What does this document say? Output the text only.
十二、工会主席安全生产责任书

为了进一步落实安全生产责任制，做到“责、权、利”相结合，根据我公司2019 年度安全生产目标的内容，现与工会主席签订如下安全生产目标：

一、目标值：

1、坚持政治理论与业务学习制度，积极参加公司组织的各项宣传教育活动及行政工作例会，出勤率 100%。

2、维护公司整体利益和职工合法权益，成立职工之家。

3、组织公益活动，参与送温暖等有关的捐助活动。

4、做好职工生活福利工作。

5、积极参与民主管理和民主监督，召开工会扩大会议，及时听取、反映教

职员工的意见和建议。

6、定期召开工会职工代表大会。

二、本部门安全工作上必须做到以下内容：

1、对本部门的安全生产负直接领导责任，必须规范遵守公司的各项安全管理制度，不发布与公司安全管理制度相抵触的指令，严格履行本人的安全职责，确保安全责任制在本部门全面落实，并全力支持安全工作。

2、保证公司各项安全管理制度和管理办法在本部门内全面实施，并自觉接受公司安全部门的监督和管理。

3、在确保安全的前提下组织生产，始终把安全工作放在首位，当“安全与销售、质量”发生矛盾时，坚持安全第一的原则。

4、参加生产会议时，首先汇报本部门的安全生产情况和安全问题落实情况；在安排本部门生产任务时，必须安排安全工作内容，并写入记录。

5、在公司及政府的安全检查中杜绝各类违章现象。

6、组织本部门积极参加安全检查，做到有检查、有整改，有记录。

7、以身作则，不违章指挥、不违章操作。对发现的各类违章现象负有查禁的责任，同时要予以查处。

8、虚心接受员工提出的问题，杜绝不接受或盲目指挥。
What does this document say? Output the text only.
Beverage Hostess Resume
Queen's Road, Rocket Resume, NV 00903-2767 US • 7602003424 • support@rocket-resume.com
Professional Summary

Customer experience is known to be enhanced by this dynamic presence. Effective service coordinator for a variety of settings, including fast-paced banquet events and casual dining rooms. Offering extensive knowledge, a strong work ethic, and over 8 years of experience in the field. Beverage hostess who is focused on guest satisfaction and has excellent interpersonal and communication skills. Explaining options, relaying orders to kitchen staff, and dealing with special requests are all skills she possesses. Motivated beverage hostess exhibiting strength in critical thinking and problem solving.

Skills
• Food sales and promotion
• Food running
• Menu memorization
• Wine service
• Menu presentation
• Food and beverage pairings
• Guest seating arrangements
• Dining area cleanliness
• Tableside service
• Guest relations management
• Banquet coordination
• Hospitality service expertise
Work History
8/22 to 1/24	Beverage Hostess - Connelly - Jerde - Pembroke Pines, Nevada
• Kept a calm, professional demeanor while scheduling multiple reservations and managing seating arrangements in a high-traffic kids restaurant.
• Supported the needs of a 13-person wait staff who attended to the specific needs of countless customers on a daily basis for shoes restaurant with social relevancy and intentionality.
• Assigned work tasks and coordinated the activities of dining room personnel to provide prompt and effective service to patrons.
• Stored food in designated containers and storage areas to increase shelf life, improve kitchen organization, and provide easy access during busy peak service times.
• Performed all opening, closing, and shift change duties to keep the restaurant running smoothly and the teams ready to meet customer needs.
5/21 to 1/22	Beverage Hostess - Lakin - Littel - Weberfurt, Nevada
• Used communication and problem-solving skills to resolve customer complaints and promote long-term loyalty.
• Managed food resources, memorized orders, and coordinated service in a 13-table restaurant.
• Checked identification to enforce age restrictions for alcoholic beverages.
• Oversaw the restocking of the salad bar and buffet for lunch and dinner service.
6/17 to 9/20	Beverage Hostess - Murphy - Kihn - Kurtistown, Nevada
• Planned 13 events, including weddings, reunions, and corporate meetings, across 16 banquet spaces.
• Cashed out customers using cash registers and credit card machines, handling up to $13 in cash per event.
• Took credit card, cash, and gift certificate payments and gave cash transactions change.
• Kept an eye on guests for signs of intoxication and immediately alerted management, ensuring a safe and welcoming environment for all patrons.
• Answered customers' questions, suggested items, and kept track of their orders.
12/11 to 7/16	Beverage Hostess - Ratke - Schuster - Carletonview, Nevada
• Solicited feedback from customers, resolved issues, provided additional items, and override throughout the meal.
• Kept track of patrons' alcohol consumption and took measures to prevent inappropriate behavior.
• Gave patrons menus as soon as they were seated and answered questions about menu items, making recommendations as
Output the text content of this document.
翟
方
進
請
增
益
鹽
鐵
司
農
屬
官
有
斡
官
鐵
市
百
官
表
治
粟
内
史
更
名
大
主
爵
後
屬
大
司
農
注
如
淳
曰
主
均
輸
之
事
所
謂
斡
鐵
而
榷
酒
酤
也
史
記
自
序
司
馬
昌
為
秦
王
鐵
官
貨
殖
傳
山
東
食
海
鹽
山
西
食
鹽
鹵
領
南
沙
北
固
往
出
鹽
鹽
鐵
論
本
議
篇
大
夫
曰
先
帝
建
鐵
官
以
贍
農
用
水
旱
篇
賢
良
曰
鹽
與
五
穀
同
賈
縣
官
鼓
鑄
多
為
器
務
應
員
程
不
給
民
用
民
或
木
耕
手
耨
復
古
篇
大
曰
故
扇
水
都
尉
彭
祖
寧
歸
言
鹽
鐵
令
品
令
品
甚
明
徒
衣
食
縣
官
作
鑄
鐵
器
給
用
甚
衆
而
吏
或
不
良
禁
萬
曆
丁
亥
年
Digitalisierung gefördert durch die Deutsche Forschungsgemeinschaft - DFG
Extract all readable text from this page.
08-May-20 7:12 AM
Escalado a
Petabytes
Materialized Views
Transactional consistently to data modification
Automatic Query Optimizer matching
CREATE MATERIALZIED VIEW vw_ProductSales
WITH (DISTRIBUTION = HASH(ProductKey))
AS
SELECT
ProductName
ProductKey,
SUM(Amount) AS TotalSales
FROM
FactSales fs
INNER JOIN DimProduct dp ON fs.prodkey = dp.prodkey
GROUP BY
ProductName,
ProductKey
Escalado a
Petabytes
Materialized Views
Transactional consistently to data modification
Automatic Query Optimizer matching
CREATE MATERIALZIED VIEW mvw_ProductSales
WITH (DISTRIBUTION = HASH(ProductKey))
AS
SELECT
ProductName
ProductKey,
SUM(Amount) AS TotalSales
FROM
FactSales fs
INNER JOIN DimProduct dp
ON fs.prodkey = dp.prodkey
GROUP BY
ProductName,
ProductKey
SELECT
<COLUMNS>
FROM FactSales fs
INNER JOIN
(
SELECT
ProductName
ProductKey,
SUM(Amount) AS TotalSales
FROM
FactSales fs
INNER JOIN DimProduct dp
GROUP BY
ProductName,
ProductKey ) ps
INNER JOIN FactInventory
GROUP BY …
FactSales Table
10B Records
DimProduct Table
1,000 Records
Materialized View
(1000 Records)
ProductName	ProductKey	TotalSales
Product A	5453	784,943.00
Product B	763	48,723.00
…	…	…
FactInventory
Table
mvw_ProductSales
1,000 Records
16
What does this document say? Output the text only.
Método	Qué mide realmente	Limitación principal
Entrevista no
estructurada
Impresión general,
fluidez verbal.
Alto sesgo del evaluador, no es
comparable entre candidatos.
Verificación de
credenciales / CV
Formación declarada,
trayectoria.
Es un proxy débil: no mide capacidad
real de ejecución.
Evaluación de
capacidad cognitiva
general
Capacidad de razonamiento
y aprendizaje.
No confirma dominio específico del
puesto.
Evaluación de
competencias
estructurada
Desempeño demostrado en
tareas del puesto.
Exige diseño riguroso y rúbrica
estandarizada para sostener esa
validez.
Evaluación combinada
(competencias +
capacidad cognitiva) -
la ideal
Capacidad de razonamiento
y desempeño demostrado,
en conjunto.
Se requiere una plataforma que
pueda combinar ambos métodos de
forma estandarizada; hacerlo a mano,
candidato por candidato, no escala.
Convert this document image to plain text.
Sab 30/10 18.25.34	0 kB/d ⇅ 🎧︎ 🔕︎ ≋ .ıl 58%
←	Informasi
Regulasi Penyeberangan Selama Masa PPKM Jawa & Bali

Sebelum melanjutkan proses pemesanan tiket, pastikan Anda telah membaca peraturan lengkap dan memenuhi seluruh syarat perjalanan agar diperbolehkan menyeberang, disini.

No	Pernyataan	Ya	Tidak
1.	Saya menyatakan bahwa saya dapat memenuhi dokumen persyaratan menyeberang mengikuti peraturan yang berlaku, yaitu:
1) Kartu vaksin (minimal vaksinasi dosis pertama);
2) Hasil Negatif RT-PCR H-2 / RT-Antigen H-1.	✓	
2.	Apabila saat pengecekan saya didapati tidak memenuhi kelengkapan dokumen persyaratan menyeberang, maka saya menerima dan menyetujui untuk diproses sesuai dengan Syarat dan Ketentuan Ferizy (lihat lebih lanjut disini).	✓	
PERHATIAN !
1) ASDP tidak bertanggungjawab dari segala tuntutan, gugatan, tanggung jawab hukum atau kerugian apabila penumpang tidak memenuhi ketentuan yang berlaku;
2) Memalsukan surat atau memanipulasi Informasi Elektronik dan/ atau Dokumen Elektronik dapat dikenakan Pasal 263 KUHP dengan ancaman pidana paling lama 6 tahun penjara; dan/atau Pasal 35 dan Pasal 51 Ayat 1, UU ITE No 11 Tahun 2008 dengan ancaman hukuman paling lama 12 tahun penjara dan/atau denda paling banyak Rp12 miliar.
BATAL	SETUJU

PROBLEM DETAILS -> Copy out the lines that hold "including".

ANSWER TO THIS PROBLEM ->
Customer experience is known to be enhanced by this dynamic presence. Effective service coordinator for a variety of settings, including fast-paced banquet events and casual dining rooms. Offering extensive knowledge, a strong work ethic, and over 8 years of experience in the field. Beverage hostess who is focused on guest satisfaction and has excellent interpersonal and communication skills. Explaining options, relaying orders to kitchen staff, and dealing with special requests are all skills she possesses. Motivated beverage hostess exhibiting strength in critical thinking and problem solving.
• Planned 13 events, including weddings, reunions, and corporate meetings, across 16 banquet spaces.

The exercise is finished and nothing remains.